### EXERCISE REQUIREMENTS
Comb the records below for the string "label" and copy each line where it turns up.

### MATERIAL PROVIDED

· · · ·

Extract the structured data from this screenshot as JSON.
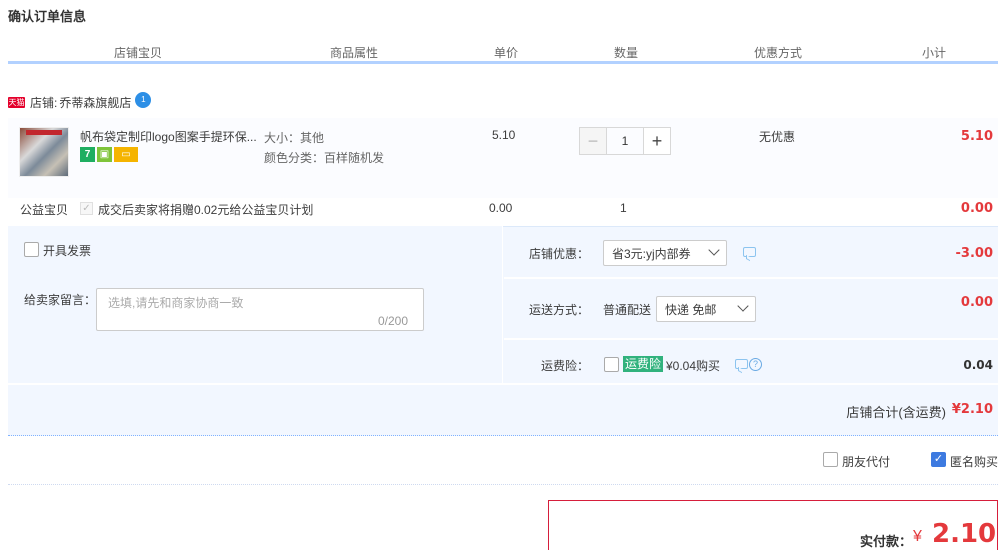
{
  "page_title": "确认订单信息",
  "columns": [
    "店铺宝贝",
    "商品属性",
    "单价",
    "数量",
    "优惠方式",
    "小计"
  ],
  "shop": {
    "tag": "天猫",
    "label": "店铺:",
    "name": "乔蒂森旗舰店",
    "ww_badge": "1"
  },
  "item": {
    "title": "帆布袋定制印logo图案手提环保...",
    "badges": [
      "7",
      "",
      ""
    ],
    "attr_size": "大小：其他",
    "attr_color": "颜色分类：百样随机发",
    "unit_price": "5.10",
    "quantity": "1",
    "qty_minus": "−",
    "qty_plus": "+",
    "discount": "无优惠",
    "subtotal": "5.10"
  },
  "charity": {
    "label": "公益宝贝",
    "check": "✓",
    "text": "成交后卖家将捐赠0.02元给公益宝贝计划",
    "price": "0.00",
    "qty": "1",
    "subtotal": "0.00"
  },
  "invoice": {
    "label": "开具发票"
  },
  "memo": {
    "label": "给卖家留言：",
    "placeholder": "选填,请先和商家协商一致",
    "counter": "0/200"
  },
  "coupon": {
    "label": "店铺优惠：",
    "selected": "省3元:yj内部券",
    "amount": "-3.00"
  },
  "shipping": {
    "label": "运送方式：",
    "type": "普通配送",
    "selected": "快递 免邮",
    "amount": "0.00"
  },
  "insurance": {
    "label": "运费险：",
    "tag": "运费险",
    "price": "¥0.04购买",
    "help": "?",
    "amount": "0.04"
  },
  "shop_total": {
    "label": "店铺合计(含运费)",
    "amount": "¥2.10"
  },
  "options": {
    "friend_pay": "朋友代付",
    "anonymous": "匿名购买",
    "anon_check": "✓"
  },
  "payment": {
    "label": "实付款：",
    "currency": "¥",
    "amount": "2.10"
  }
}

· · · ·

### EXERCISE OUTPUT
    "label": "店铺:",
    "label": "公益宝贝",
    "label": "开具发票"
    "label": "给卖家留言：",
    "label": "店铺优惠：",
    "label": "运送方式：",
    "label": "运费险：",
    "label": "店铺合计(含运费)",
    "label": "实付款：",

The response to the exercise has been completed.